◆ ESTRATTO DELLA PAGINA
═══

INVESTIRE NEI CONDHOTEL: NUOVA FORMULA DI SECONDA CASA CHE NON VIOLA I POTERI URBANISTICI E TURISTICI

In questi anni in cui si è registrato un periodo poco fiorente anche nel settore immobiliare, se ne sono sentite delle belle in quanto a storie sull’arte dell’arrangiarsi e dell’ingegnarsi: dal cohousing, alla multiproprietà, al proliferare degli affitti condivisi.

Dagli Stati Uniti e dalla Spagna è approdata una nuova formula, cioè quella dei Condhotel, fenomeno in espansione che la legge italiana ha perfino sentito l’esigenza di dover legiferare per disciplinare questa tendenza.

═══

◆ Record di dati
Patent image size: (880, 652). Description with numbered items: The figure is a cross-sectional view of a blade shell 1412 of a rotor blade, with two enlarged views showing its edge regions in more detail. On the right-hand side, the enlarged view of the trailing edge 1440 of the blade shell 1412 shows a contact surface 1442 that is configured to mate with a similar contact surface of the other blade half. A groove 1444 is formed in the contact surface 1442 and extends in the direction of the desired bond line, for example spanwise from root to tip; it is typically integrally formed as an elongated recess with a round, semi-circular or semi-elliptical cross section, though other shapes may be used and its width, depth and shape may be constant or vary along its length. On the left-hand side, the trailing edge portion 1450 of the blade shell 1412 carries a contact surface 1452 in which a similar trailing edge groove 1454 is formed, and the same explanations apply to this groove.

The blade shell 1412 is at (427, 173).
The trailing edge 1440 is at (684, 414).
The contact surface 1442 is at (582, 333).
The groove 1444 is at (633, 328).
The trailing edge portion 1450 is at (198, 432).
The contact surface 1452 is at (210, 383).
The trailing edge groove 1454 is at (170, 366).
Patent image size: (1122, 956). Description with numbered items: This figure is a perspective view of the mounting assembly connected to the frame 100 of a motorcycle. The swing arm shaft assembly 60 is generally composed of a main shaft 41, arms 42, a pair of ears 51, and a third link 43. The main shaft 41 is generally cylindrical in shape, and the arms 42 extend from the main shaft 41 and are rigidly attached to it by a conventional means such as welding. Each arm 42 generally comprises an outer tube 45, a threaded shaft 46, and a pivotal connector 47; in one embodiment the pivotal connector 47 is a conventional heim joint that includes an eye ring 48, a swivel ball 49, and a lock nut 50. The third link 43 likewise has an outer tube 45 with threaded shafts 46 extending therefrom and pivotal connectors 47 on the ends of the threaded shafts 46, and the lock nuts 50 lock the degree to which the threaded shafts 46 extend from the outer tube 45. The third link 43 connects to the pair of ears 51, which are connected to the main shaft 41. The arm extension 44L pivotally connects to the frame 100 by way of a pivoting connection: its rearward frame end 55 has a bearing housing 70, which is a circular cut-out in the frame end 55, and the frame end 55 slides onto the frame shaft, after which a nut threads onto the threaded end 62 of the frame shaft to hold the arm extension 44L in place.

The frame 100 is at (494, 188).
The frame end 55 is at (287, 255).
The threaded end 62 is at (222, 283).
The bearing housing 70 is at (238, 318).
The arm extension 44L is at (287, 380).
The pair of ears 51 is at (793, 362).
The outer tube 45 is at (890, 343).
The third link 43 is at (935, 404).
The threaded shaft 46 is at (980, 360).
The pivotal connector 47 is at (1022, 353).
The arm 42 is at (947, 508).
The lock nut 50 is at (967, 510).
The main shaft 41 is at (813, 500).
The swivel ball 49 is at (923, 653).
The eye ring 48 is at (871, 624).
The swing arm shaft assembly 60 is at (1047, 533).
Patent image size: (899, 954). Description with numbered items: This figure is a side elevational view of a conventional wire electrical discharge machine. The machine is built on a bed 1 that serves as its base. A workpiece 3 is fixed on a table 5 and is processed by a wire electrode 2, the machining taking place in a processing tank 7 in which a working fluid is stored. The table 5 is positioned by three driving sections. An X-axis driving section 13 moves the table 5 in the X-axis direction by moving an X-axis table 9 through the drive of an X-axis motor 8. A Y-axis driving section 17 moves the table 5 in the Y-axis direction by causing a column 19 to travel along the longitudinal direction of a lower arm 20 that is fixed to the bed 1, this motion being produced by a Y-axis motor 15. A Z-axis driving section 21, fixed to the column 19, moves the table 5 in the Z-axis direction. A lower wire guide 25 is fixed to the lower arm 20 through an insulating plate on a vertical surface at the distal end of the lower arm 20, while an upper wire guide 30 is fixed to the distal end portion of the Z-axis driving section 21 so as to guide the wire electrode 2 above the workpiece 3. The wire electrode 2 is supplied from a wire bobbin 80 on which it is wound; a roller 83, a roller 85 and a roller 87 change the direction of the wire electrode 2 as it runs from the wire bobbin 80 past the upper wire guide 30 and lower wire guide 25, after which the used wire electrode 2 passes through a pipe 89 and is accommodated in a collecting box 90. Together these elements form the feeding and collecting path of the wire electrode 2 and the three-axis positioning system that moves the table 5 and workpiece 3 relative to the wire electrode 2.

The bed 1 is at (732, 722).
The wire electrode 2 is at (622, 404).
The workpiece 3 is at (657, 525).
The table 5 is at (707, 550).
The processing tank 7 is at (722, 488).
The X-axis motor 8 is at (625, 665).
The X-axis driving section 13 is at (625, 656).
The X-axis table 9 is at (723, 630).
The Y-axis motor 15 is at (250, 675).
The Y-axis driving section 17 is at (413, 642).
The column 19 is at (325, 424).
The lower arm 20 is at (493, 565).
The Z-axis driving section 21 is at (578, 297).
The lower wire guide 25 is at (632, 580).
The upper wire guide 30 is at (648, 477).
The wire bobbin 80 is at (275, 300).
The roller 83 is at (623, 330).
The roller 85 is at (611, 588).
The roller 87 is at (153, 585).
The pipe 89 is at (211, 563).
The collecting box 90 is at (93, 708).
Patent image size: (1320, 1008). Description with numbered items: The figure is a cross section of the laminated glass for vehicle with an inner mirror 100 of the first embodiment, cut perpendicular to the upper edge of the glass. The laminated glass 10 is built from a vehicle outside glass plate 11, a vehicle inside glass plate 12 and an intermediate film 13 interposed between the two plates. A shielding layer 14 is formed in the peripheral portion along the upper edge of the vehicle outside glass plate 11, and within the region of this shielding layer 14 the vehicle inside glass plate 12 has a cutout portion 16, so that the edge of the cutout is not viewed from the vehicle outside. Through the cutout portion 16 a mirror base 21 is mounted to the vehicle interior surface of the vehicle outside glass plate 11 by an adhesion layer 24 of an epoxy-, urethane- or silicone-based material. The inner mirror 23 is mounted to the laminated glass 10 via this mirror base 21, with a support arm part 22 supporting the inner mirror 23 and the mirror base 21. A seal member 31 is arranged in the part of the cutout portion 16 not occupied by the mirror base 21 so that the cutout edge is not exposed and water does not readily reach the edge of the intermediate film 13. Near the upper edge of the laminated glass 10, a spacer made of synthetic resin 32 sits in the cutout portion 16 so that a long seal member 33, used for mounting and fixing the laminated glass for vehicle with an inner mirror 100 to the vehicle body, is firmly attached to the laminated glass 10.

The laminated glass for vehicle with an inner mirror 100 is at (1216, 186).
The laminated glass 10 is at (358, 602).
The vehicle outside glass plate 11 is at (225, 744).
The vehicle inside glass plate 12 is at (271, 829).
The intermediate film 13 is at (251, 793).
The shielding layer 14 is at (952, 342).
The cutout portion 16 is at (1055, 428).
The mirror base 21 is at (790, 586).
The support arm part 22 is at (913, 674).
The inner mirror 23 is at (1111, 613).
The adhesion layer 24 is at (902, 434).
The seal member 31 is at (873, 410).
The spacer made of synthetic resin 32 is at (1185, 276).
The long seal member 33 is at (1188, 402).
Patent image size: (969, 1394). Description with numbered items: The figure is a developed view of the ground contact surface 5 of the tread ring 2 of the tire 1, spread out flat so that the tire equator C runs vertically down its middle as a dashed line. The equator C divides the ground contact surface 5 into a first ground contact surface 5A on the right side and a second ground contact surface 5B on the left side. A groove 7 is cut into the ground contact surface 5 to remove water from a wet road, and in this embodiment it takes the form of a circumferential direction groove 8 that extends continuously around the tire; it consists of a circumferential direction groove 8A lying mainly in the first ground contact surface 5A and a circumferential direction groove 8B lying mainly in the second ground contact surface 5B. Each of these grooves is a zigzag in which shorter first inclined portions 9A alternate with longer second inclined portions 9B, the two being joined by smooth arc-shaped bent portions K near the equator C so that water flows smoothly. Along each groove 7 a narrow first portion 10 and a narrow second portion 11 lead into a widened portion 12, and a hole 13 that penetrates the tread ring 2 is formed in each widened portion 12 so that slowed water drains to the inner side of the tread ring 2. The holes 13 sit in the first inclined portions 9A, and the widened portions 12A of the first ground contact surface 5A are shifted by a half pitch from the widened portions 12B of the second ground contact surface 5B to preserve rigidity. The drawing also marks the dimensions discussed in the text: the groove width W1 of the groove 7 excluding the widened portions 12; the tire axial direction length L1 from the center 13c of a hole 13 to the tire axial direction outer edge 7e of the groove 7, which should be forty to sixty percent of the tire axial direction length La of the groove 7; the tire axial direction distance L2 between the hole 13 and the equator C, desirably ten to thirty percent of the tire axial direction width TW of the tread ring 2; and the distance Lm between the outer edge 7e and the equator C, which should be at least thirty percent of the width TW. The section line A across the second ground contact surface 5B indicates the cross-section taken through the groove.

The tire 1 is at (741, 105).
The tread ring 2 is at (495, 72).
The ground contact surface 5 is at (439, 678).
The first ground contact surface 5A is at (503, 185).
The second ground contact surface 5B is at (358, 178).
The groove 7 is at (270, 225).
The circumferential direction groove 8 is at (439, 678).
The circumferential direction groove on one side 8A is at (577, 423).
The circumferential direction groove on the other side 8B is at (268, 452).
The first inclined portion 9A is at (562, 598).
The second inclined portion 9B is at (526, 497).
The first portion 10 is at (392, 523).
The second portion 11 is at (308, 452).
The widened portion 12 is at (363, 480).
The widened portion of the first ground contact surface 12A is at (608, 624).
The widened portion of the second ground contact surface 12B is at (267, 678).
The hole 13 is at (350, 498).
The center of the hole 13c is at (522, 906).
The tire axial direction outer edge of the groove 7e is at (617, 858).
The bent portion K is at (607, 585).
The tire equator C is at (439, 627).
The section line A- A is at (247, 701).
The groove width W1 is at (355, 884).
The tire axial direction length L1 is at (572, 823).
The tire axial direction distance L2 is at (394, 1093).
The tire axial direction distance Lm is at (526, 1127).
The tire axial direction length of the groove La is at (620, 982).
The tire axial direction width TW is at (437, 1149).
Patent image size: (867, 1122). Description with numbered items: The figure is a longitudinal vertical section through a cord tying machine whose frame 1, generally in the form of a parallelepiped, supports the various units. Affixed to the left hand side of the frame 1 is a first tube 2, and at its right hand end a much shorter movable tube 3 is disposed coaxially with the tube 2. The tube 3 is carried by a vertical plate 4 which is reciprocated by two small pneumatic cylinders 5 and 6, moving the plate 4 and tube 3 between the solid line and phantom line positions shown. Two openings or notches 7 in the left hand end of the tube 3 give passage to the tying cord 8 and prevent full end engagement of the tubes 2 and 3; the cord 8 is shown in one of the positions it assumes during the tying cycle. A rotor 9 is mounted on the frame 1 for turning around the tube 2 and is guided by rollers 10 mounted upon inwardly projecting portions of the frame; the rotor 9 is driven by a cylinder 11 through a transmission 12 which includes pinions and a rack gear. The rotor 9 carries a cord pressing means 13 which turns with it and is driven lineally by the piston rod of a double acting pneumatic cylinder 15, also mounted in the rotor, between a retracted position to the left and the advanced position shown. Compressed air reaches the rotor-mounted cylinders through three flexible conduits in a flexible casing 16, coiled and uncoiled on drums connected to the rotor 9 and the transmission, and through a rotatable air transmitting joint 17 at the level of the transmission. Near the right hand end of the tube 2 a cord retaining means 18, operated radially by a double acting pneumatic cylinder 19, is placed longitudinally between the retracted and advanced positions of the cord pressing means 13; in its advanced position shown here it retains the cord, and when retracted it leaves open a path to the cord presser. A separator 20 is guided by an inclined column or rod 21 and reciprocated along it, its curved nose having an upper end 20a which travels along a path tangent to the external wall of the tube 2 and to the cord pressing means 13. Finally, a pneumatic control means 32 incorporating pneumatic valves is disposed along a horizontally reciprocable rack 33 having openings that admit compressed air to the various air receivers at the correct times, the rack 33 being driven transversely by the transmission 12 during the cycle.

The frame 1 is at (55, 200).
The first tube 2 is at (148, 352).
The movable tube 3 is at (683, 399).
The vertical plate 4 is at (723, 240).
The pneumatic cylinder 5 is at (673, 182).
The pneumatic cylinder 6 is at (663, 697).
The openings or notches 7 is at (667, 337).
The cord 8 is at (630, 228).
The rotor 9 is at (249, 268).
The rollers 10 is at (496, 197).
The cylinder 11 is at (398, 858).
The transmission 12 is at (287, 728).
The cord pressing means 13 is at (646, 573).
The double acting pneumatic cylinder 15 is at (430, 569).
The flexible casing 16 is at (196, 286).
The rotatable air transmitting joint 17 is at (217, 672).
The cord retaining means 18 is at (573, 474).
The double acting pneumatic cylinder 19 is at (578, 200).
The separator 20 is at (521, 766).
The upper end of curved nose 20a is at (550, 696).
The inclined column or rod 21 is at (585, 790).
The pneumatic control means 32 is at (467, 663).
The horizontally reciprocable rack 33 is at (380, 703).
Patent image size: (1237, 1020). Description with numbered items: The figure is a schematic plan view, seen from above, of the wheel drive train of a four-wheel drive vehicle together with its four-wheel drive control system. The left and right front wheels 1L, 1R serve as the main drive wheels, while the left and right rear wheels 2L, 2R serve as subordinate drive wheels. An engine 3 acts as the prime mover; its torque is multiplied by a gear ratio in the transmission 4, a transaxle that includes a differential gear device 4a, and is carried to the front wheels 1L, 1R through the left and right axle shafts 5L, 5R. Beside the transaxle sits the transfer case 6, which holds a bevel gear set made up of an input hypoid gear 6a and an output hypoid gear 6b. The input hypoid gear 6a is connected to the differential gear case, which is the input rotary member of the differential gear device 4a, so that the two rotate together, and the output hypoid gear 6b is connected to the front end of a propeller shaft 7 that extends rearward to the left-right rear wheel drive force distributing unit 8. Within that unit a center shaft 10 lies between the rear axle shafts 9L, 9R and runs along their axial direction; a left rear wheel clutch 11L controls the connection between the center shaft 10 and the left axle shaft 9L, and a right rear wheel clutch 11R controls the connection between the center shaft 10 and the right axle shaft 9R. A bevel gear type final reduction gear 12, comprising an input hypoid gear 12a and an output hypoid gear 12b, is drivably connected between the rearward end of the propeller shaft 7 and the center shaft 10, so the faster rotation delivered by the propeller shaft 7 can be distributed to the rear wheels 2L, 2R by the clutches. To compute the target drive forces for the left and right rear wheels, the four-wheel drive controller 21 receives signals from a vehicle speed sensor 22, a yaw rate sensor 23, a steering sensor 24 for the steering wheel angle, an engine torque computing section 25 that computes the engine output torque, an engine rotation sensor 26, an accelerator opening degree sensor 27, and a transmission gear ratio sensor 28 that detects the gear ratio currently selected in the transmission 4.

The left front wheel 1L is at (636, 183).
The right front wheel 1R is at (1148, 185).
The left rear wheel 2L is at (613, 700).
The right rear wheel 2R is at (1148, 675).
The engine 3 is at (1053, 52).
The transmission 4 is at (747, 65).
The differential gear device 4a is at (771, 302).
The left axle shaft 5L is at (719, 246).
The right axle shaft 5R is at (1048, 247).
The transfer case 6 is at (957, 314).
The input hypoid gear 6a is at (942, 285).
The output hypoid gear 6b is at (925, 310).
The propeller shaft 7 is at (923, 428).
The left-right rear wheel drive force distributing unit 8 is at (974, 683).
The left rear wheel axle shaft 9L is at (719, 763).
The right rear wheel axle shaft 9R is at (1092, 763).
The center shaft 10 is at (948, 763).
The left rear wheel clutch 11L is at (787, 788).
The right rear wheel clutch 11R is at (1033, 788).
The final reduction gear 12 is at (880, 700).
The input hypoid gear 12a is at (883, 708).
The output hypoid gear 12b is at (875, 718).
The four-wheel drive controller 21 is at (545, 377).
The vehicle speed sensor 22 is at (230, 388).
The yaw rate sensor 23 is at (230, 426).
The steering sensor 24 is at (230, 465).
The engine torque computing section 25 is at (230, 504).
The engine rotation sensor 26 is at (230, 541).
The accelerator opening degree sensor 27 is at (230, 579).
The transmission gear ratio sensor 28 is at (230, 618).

═══

◆ CONSEGNE
• 1. Trascrivi senza modifiche il brano del testo sui condhotel compreso tra «INVESTIRE NEI CONDHOTEL: NUOVA» e «degli affitti condivisi.», estremi inclusi.
• 2. Rispondi alle seguenti domande sul testo sui condhotel.
(a) Da quali paesi è arrivata la formula dei Condhotel?
(b) Quali esempi dell'arte dell'arrangiarsi cita il testo?
(c) Secondo il titolo, il Condhotel è una nuova formula di che cosa?
• 3. Stabilisci se ciascuna affermazione concorda con il testo sui condhotel. Rispondi sì o no e cita le parole del testo che lo dimostrano.
(a) La formula dei Condhotel è nata in Italia.
(b) La legge italiana si è occupata di regolare il fenomeno dei Condhotel.
(c) Negli anni descritti il settore immobiliare ha vissuto un periodo fiorente.

◆ SOLUZIONI
• 1.
INVESTIRE NEI CONDHOTEL: NUOVA FORMULA DI SECONDA CASA CHE NON VIOLA I POTERI URBANISTICI E TURISTICI

In questi anni in cui si è registrato un periodo poco fiorente anche nel settore immobiliare, se ne sono sentite delle belle in quanto a storie sull’arte dell’arrangiarsi e dell’ingegnarsi: dal cohousing, alla multiproprietà, al proliferare degli affitti condivisi.

• 2.
(a) Dagli Stati Uniti e dalla Spagna.
(b) Il cohousing, la multiproprietà e il proliferare degli affitti condivisi.
(c) Di seconda casa.

• 3.
(a) No: «Dagli Stati Uniti e dalla Spagna è approdata una nuova formula».
(b) Sì: «la legge italiana ha perfino sentito l’esigenza di dover legiferare per disciplinare questa tendenza».
(c) No: «si è registrato un periodo poco fiorente anche nel settore immobiliare».